STATED GOAL:
From the records below, pull each line that has "been".

DATA SECTION:
════════════════
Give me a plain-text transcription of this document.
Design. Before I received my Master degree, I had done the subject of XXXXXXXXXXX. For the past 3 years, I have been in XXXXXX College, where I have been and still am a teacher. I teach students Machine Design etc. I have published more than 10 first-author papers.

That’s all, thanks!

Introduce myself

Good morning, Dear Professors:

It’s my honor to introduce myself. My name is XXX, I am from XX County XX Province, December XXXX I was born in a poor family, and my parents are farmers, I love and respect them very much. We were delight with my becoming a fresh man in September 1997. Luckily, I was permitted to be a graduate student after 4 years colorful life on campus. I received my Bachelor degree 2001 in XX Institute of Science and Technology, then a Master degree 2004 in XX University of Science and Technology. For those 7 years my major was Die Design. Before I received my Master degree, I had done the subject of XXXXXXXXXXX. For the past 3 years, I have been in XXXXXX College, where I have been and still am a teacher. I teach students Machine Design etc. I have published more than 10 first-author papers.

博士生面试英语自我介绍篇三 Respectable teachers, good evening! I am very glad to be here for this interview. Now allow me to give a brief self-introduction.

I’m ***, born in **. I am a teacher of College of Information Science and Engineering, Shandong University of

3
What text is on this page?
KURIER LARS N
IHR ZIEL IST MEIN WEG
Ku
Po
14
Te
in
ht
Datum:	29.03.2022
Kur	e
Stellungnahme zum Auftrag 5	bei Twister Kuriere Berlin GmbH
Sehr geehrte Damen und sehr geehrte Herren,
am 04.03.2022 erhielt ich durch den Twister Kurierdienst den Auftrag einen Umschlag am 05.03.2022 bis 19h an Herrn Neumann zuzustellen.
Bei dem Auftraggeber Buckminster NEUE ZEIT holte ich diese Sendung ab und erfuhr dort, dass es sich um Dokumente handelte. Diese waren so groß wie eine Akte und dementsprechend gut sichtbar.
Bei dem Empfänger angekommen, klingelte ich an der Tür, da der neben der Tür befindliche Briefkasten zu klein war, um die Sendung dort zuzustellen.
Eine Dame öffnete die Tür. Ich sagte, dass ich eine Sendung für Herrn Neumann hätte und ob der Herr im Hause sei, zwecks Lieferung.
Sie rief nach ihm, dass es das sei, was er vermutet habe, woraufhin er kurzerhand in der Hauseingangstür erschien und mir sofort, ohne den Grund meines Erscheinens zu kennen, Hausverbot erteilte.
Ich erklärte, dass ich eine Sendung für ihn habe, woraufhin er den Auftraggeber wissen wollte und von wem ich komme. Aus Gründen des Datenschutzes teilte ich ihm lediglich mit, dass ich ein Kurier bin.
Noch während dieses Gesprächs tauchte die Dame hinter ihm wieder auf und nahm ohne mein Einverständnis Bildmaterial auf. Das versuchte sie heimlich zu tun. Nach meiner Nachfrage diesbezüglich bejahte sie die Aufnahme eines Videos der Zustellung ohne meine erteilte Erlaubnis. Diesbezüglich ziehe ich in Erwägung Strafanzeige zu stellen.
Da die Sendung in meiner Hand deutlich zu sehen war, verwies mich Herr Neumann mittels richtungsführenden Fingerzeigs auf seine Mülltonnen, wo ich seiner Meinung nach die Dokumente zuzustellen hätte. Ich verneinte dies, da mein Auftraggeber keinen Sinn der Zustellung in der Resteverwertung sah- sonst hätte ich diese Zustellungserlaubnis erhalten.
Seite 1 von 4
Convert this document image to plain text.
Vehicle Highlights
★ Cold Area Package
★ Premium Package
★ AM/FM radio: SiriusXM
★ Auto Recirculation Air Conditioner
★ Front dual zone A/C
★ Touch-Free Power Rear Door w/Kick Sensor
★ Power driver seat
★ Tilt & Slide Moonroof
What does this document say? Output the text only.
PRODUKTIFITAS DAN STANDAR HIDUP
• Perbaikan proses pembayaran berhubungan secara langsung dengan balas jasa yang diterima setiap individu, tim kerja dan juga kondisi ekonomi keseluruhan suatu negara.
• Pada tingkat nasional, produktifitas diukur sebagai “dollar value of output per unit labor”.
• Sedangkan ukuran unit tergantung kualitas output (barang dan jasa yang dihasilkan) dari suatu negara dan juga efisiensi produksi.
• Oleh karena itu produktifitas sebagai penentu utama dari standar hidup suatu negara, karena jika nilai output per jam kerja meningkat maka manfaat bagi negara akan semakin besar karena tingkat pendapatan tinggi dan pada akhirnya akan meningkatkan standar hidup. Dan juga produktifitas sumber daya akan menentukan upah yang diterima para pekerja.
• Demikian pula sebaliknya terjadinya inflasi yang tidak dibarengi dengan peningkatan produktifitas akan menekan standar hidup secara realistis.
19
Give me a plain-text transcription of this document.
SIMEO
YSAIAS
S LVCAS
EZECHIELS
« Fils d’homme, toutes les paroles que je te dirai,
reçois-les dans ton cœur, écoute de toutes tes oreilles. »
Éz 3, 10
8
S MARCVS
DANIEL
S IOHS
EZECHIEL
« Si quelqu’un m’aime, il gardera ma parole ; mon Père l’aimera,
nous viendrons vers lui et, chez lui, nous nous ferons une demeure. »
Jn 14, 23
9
════════════════
THE SOLUTION:
Design. Before I received my Master degree, I had done the subject of XXXXXXXXXXX. For the past 3 years, I have been in XXXXXX College, where I have been and still am a teacher. I teach students Machine Design etc. I have published more than 10 first-author papers.
It’s my honor to introduce myself. My name is XXX, I am from XX County XX Province, December XXXX I was born in a poor family, and my parents are farmers, I love and respect them very much. We were delight with my becoming a fresh man in September 1997. Luckily, I was permitted to be a graduate student after 4 years colorful life on campus. I received my Bachelor degree 2001 in XX Institute of Science and Technology, then a Master degree 2004 in XX University of Science and Technology. For those 7 years my major was Die Design. Before I received my Master degree, I had done the subject of XXXXXXXXXXX. For the past 3 years, I have been in XXXXXX College, where I have been and still am a teacher. I teach students Machine Design etc. I have published more than 10 first-author papers.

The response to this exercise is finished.